== RECORD LIST
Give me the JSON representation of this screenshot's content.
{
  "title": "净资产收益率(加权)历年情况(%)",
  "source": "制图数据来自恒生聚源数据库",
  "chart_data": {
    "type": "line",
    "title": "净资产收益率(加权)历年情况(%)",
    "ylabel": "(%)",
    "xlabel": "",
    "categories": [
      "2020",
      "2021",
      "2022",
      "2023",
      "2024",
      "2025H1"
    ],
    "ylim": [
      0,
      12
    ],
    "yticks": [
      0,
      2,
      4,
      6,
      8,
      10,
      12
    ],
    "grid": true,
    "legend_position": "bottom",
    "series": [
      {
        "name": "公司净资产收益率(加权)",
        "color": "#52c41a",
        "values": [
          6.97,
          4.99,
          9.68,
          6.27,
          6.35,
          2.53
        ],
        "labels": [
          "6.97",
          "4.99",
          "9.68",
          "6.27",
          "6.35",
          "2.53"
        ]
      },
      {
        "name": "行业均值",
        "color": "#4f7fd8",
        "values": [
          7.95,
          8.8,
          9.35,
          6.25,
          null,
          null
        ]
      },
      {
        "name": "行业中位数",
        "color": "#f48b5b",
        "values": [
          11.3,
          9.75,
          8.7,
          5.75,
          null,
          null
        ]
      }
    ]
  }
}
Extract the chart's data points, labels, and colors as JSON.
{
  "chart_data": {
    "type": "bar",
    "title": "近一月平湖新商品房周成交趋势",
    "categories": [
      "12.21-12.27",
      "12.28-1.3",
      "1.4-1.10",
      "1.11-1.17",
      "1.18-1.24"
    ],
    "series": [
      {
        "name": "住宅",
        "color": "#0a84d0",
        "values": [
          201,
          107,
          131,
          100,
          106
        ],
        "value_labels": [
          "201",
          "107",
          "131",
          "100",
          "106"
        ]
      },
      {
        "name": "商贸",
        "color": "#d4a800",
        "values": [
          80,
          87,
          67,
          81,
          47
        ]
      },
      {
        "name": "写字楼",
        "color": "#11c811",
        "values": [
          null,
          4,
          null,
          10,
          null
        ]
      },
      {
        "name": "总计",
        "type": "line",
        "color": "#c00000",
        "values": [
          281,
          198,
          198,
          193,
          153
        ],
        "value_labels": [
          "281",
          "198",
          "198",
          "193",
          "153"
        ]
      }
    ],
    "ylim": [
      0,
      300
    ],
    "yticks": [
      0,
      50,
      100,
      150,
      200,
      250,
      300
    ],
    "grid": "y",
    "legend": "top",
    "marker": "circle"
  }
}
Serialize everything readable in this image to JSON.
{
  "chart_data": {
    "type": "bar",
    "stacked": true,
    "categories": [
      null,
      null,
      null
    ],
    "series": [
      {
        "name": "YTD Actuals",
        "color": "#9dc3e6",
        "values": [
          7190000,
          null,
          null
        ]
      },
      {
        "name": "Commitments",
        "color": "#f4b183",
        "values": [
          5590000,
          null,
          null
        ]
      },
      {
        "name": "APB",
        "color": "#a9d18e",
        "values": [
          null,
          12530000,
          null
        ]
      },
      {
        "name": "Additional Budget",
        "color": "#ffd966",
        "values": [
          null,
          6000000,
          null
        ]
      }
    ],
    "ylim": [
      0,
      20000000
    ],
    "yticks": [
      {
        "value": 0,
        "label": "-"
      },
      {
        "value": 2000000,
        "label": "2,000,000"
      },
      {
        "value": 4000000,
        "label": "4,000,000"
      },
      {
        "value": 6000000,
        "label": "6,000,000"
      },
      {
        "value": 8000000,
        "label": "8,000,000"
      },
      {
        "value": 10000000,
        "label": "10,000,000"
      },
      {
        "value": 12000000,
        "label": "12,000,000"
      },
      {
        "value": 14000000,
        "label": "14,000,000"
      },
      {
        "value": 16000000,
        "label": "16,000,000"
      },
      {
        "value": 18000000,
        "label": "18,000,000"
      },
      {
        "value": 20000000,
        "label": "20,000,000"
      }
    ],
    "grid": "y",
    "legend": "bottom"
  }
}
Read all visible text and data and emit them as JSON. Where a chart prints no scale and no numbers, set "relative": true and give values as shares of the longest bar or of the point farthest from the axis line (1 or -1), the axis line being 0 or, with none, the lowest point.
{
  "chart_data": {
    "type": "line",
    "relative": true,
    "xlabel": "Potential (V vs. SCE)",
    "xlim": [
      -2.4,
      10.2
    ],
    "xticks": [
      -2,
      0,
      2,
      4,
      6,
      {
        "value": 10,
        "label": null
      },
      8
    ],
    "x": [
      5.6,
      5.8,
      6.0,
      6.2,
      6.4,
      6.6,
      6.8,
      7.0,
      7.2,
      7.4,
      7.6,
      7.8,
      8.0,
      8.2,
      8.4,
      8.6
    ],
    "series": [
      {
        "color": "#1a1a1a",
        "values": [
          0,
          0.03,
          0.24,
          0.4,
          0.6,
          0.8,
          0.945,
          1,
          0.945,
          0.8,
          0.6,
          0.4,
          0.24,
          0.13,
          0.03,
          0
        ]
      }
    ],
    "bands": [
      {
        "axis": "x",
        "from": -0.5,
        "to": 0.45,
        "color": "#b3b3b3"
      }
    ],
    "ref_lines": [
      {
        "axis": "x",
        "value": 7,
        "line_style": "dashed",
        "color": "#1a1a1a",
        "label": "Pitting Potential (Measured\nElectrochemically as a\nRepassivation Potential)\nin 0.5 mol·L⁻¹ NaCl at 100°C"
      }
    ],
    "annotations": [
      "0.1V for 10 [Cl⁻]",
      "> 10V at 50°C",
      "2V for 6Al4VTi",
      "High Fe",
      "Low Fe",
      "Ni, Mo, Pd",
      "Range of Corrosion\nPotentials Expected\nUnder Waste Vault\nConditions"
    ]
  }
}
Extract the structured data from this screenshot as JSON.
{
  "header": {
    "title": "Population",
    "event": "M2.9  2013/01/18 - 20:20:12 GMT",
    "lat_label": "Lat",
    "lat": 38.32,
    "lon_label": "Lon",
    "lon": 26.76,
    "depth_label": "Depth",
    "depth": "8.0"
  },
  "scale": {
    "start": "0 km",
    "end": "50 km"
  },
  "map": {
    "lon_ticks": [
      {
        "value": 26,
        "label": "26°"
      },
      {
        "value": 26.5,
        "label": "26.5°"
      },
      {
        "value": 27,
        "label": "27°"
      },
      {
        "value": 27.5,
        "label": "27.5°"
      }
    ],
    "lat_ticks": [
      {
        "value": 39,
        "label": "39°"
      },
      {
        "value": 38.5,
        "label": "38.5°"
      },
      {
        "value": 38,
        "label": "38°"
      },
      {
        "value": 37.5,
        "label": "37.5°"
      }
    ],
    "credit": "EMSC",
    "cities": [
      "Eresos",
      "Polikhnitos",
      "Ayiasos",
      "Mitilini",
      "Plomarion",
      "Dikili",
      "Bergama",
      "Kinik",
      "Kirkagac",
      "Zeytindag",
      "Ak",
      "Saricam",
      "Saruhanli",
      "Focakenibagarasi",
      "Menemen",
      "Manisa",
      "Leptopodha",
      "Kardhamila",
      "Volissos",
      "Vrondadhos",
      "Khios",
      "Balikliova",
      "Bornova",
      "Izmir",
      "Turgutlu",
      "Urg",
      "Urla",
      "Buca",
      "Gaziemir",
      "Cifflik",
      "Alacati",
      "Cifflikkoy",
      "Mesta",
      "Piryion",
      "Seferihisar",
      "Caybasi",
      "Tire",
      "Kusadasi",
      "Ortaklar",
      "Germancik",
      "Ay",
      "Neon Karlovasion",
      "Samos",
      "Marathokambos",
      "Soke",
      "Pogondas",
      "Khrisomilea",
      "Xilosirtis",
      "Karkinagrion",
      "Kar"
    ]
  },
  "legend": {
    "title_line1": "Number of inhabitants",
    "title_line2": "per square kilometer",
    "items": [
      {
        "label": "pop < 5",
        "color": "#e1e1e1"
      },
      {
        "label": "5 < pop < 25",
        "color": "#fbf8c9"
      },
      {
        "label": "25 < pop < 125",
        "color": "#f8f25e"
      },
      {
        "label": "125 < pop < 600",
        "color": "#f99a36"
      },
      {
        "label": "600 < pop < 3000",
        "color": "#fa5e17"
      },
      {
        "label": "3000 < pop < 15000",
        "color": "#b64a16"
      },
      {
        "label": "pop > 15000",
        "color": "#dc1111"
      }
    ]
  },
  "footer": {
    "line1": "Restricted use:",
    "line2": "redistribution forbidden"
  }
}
====
TO BE DONE
Pull out all lines containing the word "Extract" from the entries above.

EXERCISE RESPONSE
Extract the chart's data points, labels, and colors as JSON.
Extract the structured data from this screenshot as JSON.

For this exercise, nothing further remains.